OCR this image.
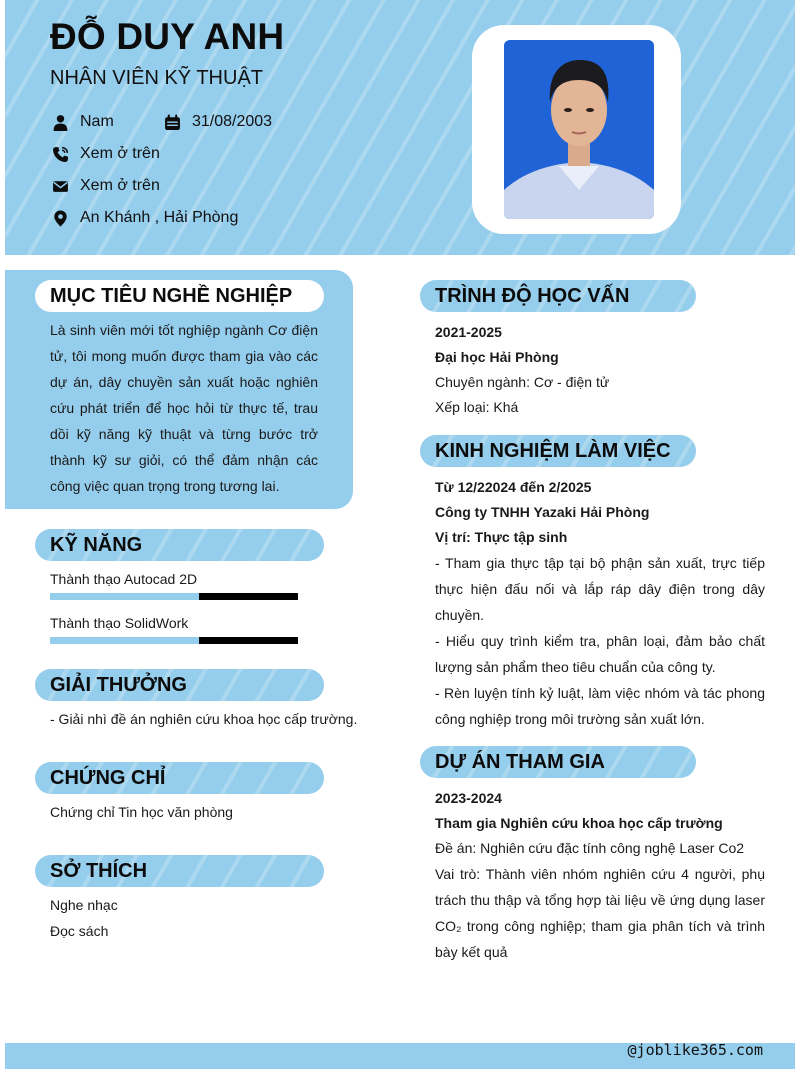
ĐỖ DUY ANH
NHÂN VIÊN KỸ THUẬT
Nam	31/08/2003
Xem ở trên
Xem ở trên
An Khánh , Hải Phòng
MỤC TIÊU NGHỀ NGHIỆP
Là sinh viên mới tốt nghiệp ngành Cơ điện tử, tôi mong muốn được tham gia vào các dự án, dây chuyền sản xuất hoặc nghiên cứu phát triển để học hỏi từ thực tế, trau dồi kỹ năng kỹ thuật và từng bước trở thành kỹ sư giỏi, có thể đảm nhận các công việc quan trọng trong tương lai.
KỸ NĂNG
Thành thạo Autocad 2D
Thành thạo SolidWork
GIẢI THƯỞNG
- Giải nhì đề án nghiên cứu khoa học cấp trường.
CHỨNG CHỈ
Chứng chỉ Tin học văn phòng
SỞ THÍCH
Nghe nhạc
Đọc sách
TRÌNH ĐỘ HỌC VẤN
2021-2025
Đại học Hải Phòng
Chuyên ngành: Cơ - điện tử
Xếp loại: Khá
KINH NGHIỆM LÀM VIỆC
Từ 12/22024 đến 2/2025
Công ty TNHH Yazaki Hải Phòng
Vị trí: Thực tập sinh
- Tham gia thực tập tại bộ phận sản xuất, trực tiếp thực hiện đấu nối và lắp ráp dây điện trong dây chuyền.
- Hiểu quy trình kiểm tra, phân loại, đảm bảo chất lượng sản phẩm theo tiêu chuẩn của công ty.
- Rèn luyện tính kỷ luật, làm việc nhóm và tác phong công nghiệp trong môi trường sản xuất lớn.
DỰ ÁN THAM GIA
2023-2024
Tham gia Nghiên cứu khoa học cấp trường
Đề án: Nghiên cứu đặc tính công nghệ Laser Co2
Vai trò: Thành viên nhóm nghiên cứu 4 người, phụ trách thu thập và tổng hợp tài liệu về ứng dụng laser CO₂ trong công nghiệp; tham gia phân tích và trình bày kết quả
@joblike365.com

○ ○ ○

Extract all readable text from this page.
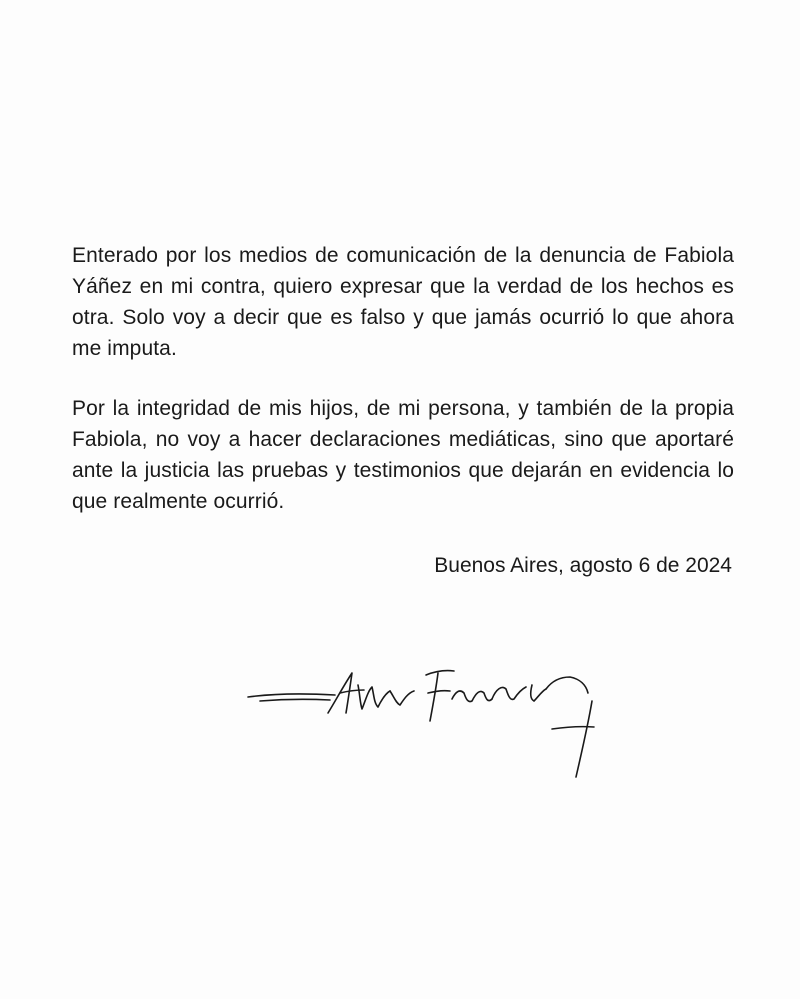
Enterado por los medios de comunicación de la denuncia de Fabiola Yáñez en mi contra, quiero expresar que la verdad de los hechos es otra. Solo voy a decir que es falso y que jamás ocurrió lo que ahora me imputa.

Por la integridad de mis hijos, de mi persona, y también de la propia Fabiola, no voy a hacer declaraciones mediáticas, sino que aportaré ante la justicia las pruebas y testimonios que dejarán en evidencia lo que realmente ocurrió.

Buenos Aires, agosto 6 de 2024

○ ○ ○

REQUIREMENTS:
Search the data for the string "ocurrió". List each line that has it.

RESULT BELOW:
Enterado por los medios de comunicación de la denuncia de Fabiola Yáñez en mi contra, quiero expresar que la verdad de los hechos es otra. Solo voy a decir que es falso y que jamás ocurrió lo que ahora me imputa.
Por la integridad de mis hijos, de mi persona, y también de la propia Fabiola, no voy a hacer declaraciones mediáticas, sino que aportaré ante la justicia las pruebas y testimonios que dejarán en evidencia lo que realmente ocurrió.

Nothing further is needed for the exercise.